## TO BE DONE
Reproduce the listing below in its entirety. Change nothing.

[Structured figure records]
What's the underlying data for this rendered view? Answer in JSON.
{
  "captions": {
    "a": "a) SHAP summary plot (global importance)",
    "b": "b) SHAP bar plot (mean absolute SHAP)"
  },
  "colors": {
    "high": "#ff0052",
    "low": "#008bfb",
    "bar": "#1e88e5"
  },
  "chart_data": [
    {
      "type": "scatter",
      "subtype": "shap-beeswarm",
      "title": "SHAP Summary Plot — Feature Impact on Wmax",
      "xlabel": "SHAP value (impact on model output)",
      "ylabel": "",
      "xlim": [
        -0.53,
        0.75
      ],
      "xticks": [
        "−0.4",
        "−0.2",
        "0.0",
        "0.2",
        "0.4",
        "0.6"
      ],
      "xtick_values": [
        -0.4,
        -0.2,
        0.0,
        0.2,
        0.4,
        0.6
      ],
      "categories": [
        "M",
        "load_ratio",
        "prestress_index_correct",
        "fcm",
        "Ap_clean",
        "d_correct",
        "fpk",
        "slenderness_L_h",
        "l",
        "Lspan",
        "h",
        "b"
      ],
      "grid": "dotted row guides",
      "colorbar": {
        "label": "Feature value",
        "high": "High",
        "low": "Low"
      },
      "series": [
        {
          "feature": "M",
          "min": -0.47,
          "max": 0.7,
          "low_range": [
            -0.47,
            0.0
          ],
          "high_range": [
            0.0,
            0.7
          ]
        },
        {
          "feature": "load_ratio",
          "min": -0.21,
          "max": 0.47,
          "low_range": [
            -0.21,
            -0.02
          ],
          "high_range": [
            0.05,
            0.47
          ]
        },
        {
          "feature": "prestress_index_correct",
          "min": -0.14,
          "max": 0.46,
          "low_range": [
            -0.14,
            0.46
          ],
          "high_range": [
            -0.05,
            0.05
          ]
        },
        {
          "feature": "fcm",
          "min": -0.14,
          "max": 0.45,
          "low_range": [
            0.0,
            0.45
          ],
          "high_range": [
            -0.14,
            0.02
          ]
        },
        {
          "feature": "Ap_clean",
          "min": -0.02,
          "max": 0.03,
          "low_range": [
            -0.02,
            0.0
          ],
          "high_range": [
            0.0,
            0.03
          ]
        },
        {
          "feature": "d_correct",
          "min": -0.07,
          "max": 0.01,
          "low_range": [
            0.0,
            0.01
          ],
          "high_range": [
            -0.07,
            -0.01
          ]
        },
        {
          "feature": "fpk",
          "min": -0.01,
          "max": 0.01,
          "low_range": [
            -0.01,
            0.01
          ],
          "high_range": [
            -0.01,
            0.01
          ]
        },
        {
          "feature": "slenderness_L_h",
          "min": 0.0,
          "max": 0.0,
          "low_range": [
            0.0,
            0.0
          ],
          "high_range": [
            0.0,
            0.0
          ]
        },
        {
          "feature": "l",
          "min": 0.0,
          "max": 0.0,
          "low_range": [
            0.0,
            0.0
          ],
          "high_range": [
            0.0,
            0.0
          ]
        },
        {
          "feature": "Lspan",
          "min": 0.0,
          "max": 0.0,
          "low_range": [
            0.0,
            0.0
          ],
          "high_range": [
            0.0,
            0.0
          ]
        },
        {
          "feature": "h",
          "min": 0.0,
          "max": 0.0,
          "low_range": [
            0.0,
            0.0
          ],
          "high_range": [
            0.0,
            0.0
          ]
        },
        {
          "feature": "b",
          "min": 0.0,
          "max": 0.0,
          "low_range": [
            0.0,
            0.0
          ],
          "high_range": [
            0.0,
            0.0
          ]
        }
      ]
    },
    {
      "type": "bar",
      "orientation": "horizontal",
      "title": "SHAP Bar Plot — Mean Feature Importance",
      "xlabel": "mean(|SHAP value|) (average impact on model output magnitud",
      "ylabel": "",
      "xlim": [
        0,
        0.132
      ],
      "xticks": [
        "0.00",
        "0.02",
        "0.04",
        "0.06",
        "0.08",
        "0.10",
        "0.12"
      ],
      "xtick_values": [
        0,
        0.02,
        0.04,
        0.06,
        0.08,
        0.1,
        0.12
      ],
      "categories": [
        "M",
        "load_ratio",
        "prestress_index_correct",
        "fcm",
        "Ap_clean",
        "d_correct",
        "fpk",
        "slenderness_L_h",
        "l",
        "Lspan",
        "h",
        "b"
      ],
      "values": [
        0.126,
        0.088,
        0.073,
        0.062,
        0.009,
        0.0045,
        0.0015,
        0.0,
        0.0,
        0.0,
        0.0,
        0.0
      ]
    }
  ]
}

## RESULT OF THE EXERCISE
What's the underlying data for this rendered view? Answer in JSON.
{
  "captions": {
    "a": "a) SHAP summary plot (global importance)",
    "b": "b) SHAP bar plot (mean absolute SHAP)"
  },
  "colors": {
    "high": "#ff0052",
    "low": "#008bfb",
    "bar": "#1e88e5"
  },
  "chart_data": [
    {
      "type": "scatter",
      "subtype": "shap-beeswarm",
      "title": "SHAP Summary Plot — Feature Impact on Wmax",
      "xlabel": "SHAP value (impact on model output)",
      "ylabel": "",
      "xlim": [
        -0.53,
        0.75
      ],
      "xticks": [
        "−0.4",
        "−0.2",
        "0.0",
        "0.2",
        "0.4",
        "0.6"
      ],
      "xtick_values": [
        -0.4,
        -0.2,
        0.0,
        0.2,
        0.4,
        0.6
      ],
      "categories": [
        "M",
        "load_ratio",
        "prestress_index_correct",
        "fcm",
        "Ap_clean",
        "d_correct",
        "fpk",
        "slenderness_L_h",
        "l",
        "Lspan",
        "h",
        "b"
      ],
      "grid": "dotted row guides",
      "colorbar": {
        "label": "Feature value",
        "high": "High",
        "low": "Low"
      },
      "series": [
        {
          "feature": "M",
          "min": -0.47,
          "max": 0.7,
          "low_range": [
            -0.47,
            0.0
          ],
          "high_range": [
            0.0,
            0.7
          ]
        },
        {
          "feature": "load_ratio",
          "min": -0.21,
          "max": 0.47,
          "low_range": [
            -0.21,
            -0.02
          ],
          "high_range": [
            0.05,
            0.47
          ]
        },
        {
          "feature": "prestress_index_correct",
          "min": -0.14,
          "max": 0.46,
          "low_range": [
            -0.14,
            0.46
          ],
          "high_range": [
            -0.05,
            0.05
          ]
        },
        {
          "feature": "fcm",
          "min": -0.14,
          "max": 0.45,
          "low_range": [
            0.0,
            0.45
          ],
          "high_range": [
            -0.14,
            0.02
          ]
        },
        {
          "feature": "Ap_clean",
          "min": -0.02,
          "max": 0.03,
          "low_range": [
            -0.02,
            0.0
          ],
          "high_range": [
            0.0,
            0.03
          ]
        },
        {
          "feature": "d_correct",
          "min": -0.07,
          "max": 0.01,
          "low_range": [
            0.0,
            0.01
          ],
          "high_range": [
            -0.07,
            -0.01
          ]
        },
        {
          "feature": "fpk",
          "min": -0.01,
          "max": 0.01,
          "low_range": [
            -0.01,
            0.01
          ],
          "high_range": [
            -0.01,
            0.01
          ]
        },
        {
          "feature": "slenderness_L_h",
          "min": 0.0,
          "max": 0.0,
          "low_range": [
            0.0,
            0.0
          ],
          "high_range": [
            0.0,
            0.0
          ]
        },
        {
          "feature": "l",
          "min": 0.0,
          "max": 0.0,
          "low_range": [
            0.0,
            0.0
          ],
          "high_range": [
            0.0,
            0.0
          ]
        },
        {
          "feature": "Lspan",
          "min": 0.0,
          "max": 0.0,
          "low_range": [
            0.0,
            0.0
          ],
          "high_range": [
            0.0,
            0.0
          ]
        },
        {
          "feature": "h",
          "min": 0.0,
          "max": 0.0,
          "low_range": [
            0.0,
            0.0
          ],
          "high_range": [
            0.0,
            0.0
          ]
        },
        {
          "feature": "b",
          "min": 0.0,
          "max": 0.0,
          "low_range": [
            0.0,
            0.0
          ],
          "high_range": [
            0.0,
            0.0
          ]
        }
      ]
    },
    {
      "type": "bar",
      "orientation": "horizontal",
      "title": "SHAP Bar Plot — Mean Feature Importance",
      "xlabel": "mean(|SHAP value|) (average impact on model output magnitud",
      "ylabel": "",
      "xlim": [
        0,
        0.132
      ],
      "xticks": [
        "0.00",
        "0.02",
        "0.04",
        "0.06",
        "0.08",
        "0.10",
        "0.12"
      ],
      "xtick_values": [
        0,
        0.02,
        0.04,
        0.06,
        0.08,
        0.1,
        0.12
      ],
      "categories": [
        "M",
        "load_ratio",
        "prestress_index_correct",
        "fcm",
        "Ap_clean",
        "d_correct",
        "fpk",
        "slenderness_L_h",
        "l",
        "Lspan",
        "h",
        "b"
      ],
      "values": [
        0.126,
        0.088,
        0.073,
        0.062,
        0.009,
        0.0045,
        0.0015,
        0.0,
        0.0,
        0.0,
        0.0,
        0.0
      ]
    }
  ]
}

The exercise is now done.